Doelen
#1 Beantwoord aan de hand van het artikel over Lewsberg de volgende vragen:
(a) Hoe heet het tweede album van de band?
(b) Welke rol heeft Michiel Klein in Lewsberg?
(c) Aan welk plein ligt het kantoortje van Arie van Vliet?
#2 Schrijf uit het artikel over Lewsberg woordelijk het stuk over van "Tekst: Ruben van" tot en met "Klein knikt instemmend.".
#3 Zet het artikel over Lewsberg voort na de laatste zin.

Misschien is Lewsberg wel de meest Rotterdamse band van Nederland. En misschien is het juist wel de band van een stad die niet meer bestaat, een stad waar men met beton bouwt, literatuur betekenisloos mag lijken en functionaliteit boven schoonheid gaat. Hoe dan ook is het een band van nuances, die op het tweede album In This House verder worden uitgediept.
Tekst: Ruben van Dijk
Foto’s: Cheonghyeon Park
“Het zijn voor mij fijne tijden – met al die ‘social distancing’,” aldus Arie van Vliet, monter. Te midden van de coronacrisis ziet hij de zaken van de positieve kant. Hij maakt voor het eerst in lange tijd weer veelvuldig van zijn balkon gebruik – hij is zelfs een beetje verkleurd – en hoeft niemand meer een hand te geven, laat staan te omhelzen. Michiel Klein knikt instemmend.
Klein en Van Vliet, respectievelijk gitarist en leadzanger van Lewsberg, zitten anderhalve meter uiteen in het kantoortje van Van Vliet aan het Stadhuisplein in Rotterdam, dat uitzicht biedt op een betonnen oerwoud. Beide heren spreken in weloverwogen volzinnen en keurig Nederlands. Regelmatig wendt Van Vliet zich na een antwoord tot Klein: “Hoe denk jij hierover?”

Geëxtraheerde rijen
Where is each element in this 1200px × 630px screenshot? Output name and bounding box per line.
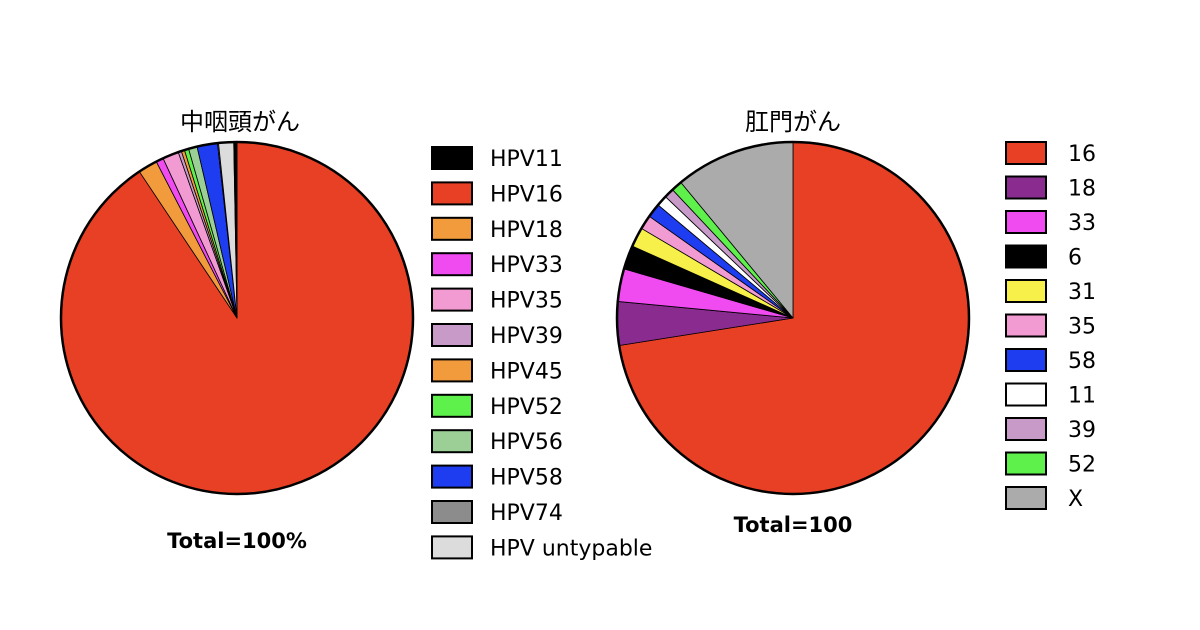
pie-outline [615,140,971,496]
legend-swatch [1005,244,1047,269]
legend-item-hpv58: HPV58 [431,464,563,491]
chart-title-anal: 肛門がん [745,108,841,136]
legend-swatch [1005,279,1047,303]
legend-label: HPV74 [490,501,563,526]
legend-item-35: 35 [1005,313,1096,340]
legend-swatch [431,500,473,524]
legend-item-58: 58 [1005,348,1096,374]
legend-swatch [431,181,473,206]
anal-pie-chart: 肛門がん Total=100 16 18 33 6 31 35 58 11 39 52 X [615,108,1096,537]
legend-label: 52 [1068,453,1096,478]
legend-label: HPV58 [490,466,563,491]
legend-item-6: 6 [1005,244,1082,271]
total-label-anal: Total=100 [734,513,853,537]
legend-oropharyngeal: HPV11 HPV16 HPV18 HPV33 HPV35 HPV39 HPV45 HPV52… [431,146,652,561]
legend-label: HPV35 [490,289,563,314]
legend-label: 18 [1068,177,1096,202]
legend-swatch [1005,451,1047,476]
legend-swatch [431,429,473,454]
legend-label: 39 [1068,418,1096,443]
legend-swatch [431,323,473,347]
pie-outline [59,140,415,496]
legend-swatch [431,358,473,383]
legend-item-52: 52 [1005,451,1096,478]
legend-item-hpv-untypable: HPV untypable [431,535,652,561]
legend-swatch [1005,486,1047,510]
total-label-oropharyngeal: Total=100% [167,529,307,553]
oropharyngeal-pie-chart: 中咽頭がん Total=100% HPV11HPV16HPV18HPV33HPV… [59,108,652,561]
legend-label: HPV56 [490,430,563,455]
legend-label: 11 [1068,384,1096,409]
legend-swatch [431,393,473,418]
legend-swatch [1005,417,1047,441]
legend-item-x: X [1005,486,1083,512]
legend-swatch [1005,382,1047,407]
chart-title-oropharyngeal: 中咽頭がん [180,108,300,136]
legend-item-11: 11 [1005,382,1096,409]
pie-slices-oropharyngeal [59,140,415,496]
legend-label: 16 [1068,142,1096,167]
legend-label: HPV52 [490,395,563,420]
legend-swatch [1005,210,1047,234]
legend-item-hpv18: HPV18 [431,216,563,243]
legend-item-18: 18 [1005,175,1096,202]
legend-swatch [1005,141,1047,165]
legend-item-hpv35: HPV35 [431,287,563,314]
legend-label: HPV16 [490,182,563,207]
legend-label: HPV39 [490,324,563,349]
legend-swatch [431,216,473,241]
pie-slices-anal [615,140,971,496]
legend-item-33: 33 [1005,210,1096,236]
legend-label: 58 [1068,349,1096,374]
legend-item-hpv56: HPV56 [431,429,563,455]
legend-label: 6 [1068,246,1082,271]
legend-item-16: 16 [1005,141,1096,167]
legend-item-hpv16: HPV16 [431,181,563,207]
legend-label: X [1068,487,1083,512]
legend-label: HPV untypable [490,536,652,561]
legend-label: 35 [1068,315,1096,340]
legend-item-31: 31 [1005,279,1096,305]
legend-item-hpv33: HPV33 [431,252,563,278]
legend-item-hpv45: HPV45 [431,358,563,384]
legend-item-hpv74: HPV74 [431,500,563,526]
legend-swatch [1005,348,1047,372]
legend-swatch [1005,175,1047,200]
legend-item-hpv11: HPV11 [431,146,563,172]
legend-swatch [431,146,473,170]
legend-anal: 16 18 33 6 31 35 58 11 39 52 X [1005,141,1096,512]
legend-item-hpv39: HPV39 [431,323,563,349]
legend-item-hpv52: HPV52 [431,393,563,420]
legend-item-39: 39 [1005,417,1096,443]
legend-label: HPV45 [490,359,563,384]
legend-label: HPV11 [490,147,563,172]
legend-swatch [1005,313,1047,338]
legend-swatch [431,287,473,312]
legend-label: 31 [1068,280,1096,305]
legend-swatch [431,535,473,560]
legend-label: 33 [1068,211,1096,236]
legend-swatch [431,464,473,489]
legend-label: HPV18 [490,218,563,243]
legend-label: HPV33 [490,253,563,278]
legend-swatch [431,252,473,277]
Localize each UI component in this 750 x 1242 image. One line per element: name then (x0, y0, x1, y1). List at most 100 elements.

Antwoorden per opdracht
#1
(a) In This House
(b) Hij is gitarist.
(c) Aan het Stadhuisplein in Rotterdam

#2
Tekst: Ruben van Dijk
Foto’s: Cheonghyeon Park
“Het zijn voor mij fijne tijden – met al die ‘social distancing’,” aldus Arie van Vliet, monter. Te midden van de coronacrisis ziet hij de zaken van de positieve kant. Hij maakt voor het eerst in lange tijd weer veelvuldig van zijn balkon gebruik – hij is zelfs een beetje verkleurd – en hoeft niemand meer een hand te geven, laat staan te omhelzen. Michiel Klein knikt instemmend.

#3
Wie kennismaakt met Lewsberg, live dan wel op plaat, zal misschien wat moeten wennen aan een gevoel van afstandelijkheid. De teksten van Van Vliet volgen nauwgezet de Rotterdamse literaire traditie zoals die in de jaren zestig, met vaandeldragers als Cornelis Vaandrager, Frans Vogel en Robert Loesberg, hoogtij vierde. Ze zijn vaker registrerend dan bezield – meer proza, minder poëzie. Het zijn observaties, geen persoonlijke sentimenten of ontboezemingen; veelal uitgesproken (en maar heel zelden gezongen) met een ambtelijke deadpan delivery. Alsof niemand anders het hoeft te horen.
Tweede album In This House is dan ook eigenlijk voor niemand anders dan de band zelf gemaakt. Toch?
Klein: “We maken deze muziek omdat we zelf deze muziek willen maken, omdat wij het zelf mooi vinden.”
Van Vliet: “Ja, dan maak je het voor jezelf, denk ik.”
Klein: “Maar we kiezen er wel voor om ermee naar buiten te treden.”
Van Vliet: “Maken we het dan ook nog voor iemand anders? Maken we het dan nog steeds voor onszelf, maar laten we andere mensen er ook naar luisteren? Ik weet het niet.”
Klein: “Ik denk dat ik het voor mensen maak die er écht in geïnteresseerd zijn. Ik hoef mensen niet te overtuigen.”
Helder. En dus is er in de wereld van Lewsberg voor compromissen geen noodzaak. Dat geldt ook voor de liveshows, waar Van Vliet veelal kaarsrecht en bewegingsloos overeind staat. Toelichting tussendoor is vaak zakelijk van toon, al ware het een huishoudelijke mededeling. Klein: “We gaan niet met onze gitaren zwiepen. We proberen mensen niet te overtuigen. Dat ervaren mensen dan vaak als afstandelijk, maar ik denk niet dat dat per se zo is. We willen het niet meer opblazen dan wat het is. Het is wat het is, en zo brengen we het.”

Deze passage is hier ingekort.